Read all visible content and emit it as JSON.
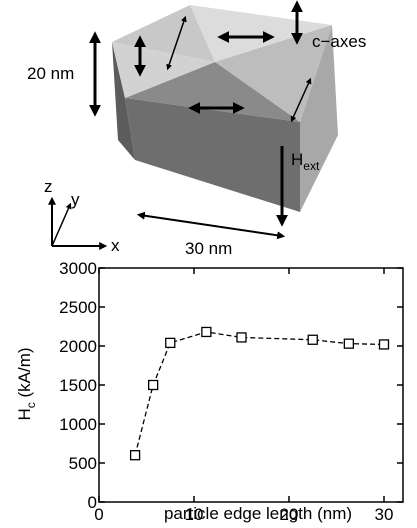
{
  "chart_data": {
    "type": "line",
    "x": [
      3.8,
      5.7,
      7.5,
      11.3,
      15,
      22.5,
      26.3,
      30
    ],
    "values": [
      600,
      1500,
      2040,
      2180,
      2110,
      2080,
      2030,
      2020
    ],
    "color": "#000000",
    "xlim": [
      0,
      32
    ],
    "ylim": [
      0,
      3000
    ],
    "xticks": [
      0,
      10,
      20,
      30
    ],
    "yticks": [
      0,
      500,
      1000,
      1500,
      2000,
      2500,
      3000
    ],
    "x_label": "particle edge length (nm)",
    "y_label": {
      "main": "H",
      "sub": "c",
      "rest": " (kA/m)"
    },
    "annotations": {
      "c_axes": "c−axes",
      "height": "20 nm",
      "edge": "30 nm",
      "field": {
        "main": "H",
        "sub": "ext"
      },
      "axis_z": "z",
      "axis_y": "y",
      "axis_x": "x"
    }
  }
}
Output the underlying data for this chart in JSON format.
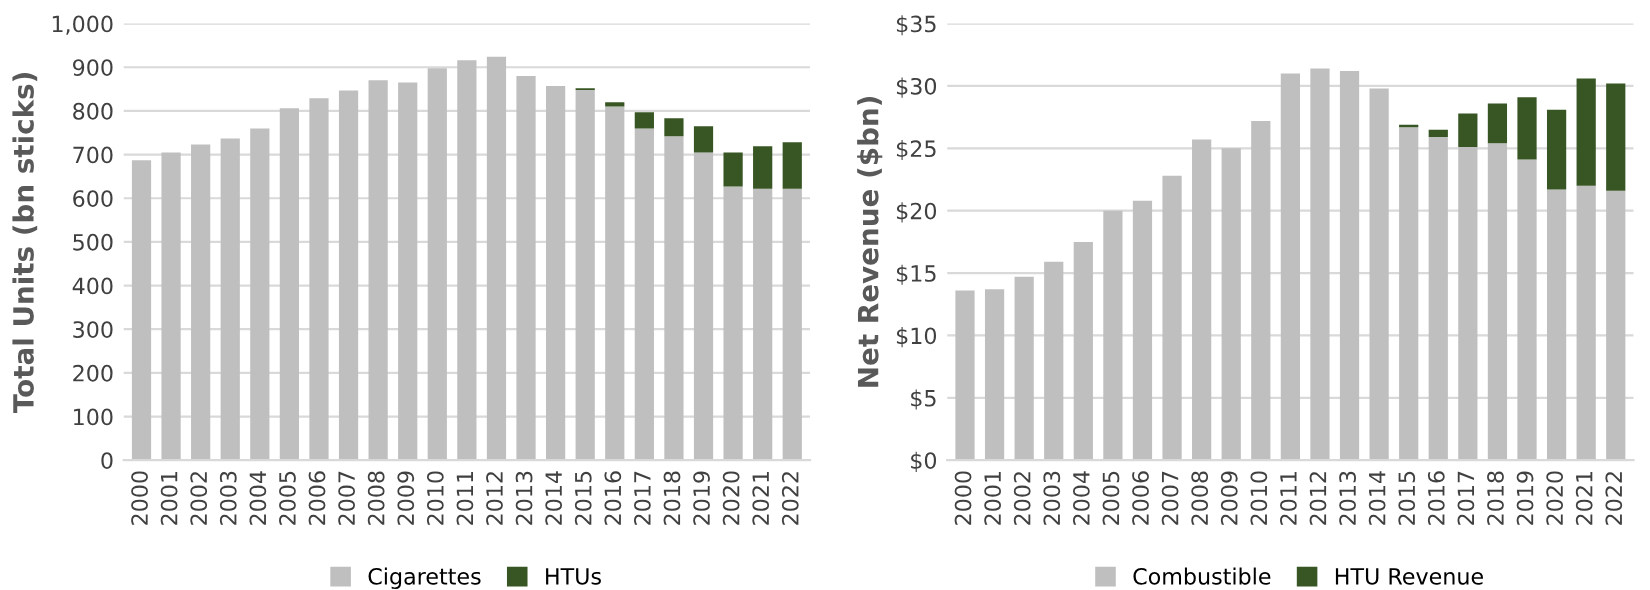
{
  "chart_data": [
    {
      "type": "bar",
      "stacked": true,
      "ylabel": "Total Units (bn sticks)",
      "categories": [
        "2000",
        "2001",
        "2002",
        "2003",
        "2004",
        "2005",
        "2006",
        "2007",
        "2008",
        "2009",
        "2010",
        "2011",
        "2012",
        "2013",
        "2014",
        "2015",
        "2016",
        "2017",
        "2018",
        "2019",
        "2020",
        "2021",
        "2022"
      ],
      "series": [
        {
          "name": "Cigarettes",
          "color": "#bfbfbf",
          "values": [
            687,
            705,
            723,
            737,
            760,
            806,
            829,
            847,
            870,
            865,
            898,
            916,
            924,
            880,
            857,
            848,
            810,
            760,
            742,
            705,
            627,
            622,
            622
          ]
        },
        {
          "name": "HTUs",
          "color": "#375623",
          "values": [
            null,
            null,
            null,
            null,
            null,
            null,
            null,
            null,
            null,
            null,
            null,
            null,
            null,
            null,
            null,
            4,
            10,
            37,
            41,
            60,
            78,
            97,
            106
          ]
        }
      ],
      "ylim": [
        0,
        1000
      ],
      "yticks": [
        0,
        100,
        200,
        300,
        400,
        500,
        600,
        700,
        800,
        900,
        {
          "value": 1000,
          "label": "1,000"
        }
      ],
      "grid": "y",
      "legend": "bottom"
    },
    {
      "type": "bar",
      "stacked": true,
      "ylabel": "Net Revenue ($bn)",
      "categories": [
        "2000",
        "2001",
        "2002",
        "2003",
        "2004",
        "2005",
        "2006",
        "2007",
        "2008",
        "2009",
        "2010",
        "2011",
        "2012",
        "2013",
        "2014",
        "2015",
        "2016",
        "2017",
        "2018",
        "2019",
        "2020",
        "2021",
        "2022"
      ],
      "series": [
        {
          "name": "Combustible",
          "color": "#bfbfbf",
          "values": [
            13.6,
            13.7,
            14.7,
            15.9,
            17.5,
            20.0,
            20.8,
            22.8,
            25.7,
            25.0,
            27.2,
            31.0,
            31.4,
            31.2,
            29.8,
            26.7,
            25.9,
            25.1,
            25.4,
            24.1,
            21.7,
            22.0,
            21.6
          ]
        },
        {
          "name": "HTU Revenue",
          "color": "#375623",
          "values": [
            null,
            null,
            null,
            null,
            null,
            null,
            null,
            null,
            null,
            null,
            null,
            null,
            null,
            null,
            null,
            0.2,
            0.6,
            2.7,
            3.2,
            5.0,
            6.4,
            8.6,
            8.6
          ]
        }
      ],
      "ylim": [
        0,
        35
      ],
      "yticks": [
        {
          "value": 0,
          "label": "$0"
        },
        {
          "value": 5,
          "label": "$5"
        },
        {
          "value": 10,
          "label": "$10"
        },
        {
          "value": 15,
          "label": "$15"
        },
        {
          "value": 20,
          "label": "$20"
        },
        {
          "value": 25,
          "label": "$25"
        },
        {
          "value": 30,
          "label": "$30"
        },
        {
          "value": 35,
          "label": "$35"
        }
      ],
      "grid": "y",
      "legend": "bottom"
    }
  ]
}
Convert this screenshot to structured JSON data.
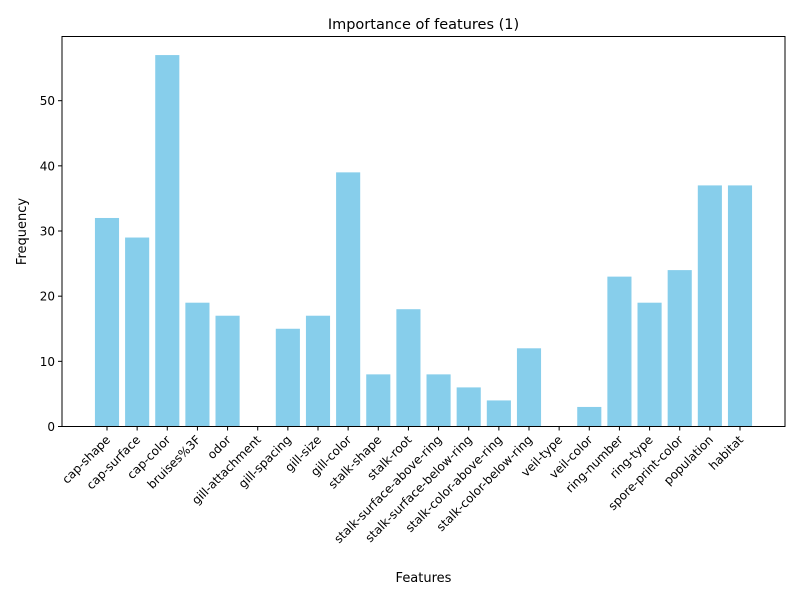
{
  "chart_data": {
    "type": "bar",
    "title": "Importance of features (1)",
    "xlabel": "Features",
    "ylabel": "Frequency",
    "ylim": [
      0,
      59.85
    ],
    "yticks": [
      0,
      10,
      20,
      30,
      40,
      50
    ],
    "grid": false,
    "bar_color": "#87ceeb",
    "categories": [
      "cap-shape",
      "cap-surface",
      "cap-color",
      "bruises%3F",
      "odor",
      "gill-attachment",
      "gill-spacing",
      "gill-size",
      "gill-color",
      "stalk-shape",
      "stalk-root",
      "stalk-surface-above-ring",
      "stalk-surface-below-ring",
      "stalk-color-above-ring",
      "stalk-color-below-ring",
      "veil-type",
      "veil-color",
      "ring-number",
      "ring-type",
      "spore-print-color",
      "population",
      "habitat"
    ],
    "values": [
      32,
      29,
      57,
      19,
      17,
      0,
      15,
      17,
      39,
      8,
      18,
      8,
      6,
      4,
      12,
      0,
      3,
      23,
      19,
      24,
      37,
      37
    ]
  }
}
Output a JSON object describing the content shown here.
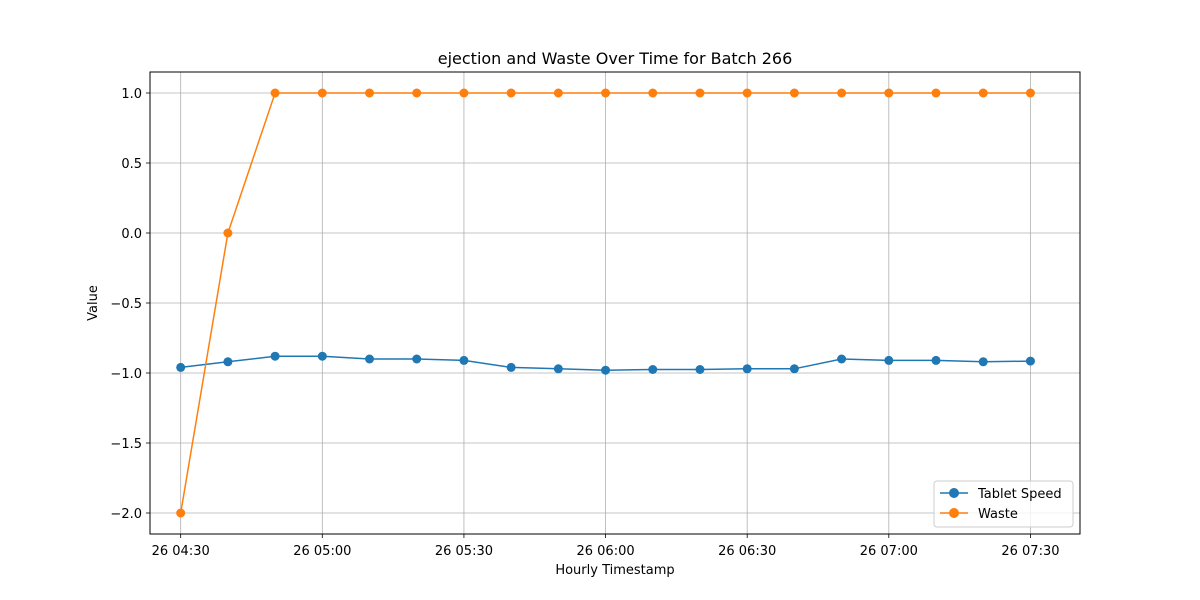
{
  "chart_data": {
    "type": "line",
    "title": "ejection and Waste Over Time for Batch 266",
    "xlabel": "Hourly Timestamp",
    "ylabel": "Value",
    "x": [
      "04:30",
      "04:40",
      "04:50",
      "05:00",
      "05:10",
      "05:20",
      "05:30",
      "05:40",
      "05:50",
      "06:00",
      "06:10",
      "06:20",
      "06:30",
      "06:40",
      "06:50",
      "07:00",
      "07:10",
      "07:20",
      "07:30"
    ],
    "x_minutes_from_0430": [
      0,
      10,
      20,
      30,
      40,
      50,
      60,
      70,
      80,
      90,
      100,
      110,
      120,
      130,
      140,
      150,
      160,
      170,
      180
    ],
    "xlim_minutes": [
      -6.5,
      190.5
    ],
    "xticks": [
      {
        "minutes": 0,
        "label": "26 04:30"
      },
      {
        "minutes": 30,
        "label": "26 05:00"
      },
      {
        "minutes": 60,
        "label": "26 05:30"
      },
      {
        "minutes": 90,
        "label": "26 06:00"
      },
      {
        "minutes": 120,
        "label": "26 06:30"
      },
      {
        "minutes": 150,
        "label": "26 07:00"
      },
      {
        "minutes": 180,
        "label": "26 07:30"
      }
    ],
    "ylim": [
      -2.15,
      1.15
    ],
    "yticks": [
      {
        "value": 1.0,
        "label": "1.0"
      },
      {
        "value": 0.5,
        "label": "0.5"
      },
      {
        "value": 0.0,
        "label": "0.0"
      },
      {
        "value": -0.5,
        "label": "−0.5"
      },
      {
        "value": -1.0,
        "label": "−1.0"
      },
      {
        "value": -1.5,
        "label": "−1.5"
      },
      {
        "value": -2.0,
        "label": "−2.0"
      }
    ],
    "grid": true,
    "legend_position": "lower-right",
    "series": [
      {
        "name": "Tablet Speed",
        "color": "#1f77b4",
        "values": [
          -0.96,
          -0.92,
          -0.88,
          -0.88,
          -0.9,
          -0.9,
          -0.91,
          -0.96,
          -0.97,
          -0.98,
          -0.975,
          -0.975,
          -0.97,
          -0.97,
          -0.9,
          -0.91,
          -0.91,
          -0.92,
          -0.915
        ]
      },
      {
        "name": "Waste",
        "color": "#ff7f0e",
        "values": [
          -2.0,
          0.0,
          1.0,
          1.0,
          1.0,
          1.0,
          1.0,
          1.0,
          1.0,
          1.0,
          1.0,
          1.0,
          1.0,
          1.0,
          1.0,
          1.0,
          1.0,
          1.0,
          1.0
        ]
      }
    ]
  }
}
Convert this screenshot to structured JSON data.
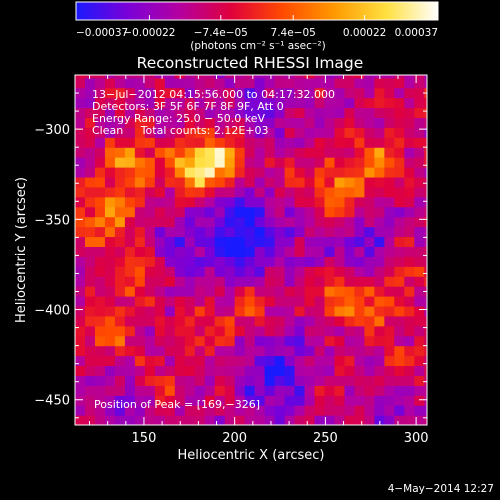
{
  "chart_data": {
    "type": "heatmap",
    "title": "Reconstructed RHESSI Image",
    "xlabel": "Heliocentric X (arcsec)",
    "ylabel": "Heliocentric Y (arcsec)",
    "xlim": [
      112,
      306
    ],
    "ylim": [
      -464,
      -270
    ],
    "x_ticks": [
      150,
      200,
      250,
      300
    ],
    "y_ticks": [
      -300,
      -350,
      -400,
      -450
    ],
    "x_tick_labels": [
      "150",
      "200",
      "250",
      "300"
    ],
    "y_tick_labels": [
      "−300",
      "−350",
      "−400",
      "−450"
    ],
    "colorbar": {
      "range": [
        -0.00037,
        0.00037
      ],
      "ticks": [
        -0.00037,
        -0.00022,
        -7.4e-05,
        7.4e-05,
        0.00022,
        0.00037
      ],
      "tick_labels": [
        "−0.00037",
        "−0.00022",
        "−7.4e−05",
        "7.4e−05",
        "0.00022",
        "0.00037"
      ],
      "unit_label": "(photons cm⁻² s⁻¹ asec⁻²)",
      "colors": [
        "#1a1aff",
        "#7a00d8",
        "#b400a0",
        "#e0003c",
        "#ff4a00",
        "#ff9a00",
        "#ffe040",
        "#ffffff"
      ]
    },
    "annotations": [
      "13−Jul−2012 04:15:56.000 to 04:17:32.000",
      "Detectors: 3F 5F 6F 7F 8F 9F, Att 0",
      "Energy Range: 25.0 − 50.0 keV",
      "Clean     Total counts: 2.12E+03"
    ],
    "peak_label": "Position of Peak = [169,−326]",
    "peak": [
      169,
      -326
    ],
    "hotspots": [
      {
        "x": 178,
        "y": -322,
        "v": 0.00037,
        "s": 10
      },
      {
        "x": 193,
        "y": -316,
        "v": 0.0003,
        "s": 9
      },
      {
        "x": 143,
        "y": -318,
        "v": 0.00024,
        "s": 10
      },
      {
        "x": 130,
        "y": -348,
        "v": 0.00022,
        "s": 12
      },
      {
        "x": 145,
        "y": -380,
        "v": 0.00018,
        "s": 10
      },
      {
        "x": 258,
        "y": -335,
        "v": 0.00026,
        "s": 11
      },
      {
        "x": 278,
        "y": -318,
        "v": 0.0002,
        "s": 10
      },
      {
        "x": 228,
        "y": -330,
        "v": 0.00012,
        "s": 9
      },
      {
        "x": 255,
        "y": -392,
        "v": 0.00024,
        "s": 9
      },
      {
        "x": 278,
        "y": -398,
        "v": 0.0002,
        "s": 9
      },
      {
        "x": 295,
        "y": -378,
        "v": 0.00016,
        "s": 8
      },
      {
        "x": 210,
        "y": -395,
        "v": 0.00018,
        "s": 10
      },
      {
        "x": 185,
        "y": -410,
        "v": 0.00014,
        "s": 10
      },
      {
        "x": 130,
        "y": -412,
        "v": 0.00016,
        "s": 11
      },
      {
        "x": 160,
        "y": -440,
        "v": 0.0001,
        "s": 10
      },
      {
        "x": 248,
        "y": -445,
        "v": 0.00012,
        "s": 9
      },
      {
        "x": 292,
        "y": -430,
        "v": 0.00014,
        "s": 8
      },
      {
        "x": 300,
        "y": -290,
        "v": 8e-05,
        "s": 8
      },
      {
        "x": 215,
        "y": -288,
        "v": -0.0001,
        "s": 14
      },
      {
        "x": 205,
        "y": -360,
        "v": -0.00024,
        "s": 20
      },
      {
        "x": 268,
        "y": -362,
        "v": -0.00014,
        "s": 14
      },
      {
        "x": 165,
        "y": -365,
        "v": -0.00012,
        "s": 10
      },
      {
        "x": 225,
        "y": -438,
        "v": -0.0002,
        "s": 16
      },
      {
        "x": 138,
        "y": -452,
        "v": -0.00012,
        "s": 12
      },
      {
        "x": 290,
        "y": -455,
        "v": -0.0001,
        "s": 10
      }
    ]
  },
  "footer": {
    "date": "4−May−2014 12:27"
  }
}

___

:: INSTRUCTIONS FOR THE TASK ::
Tell how many lines in the material contain the word "Revenue". Only the number is wanted.

:: COMPLETED TASK ::
2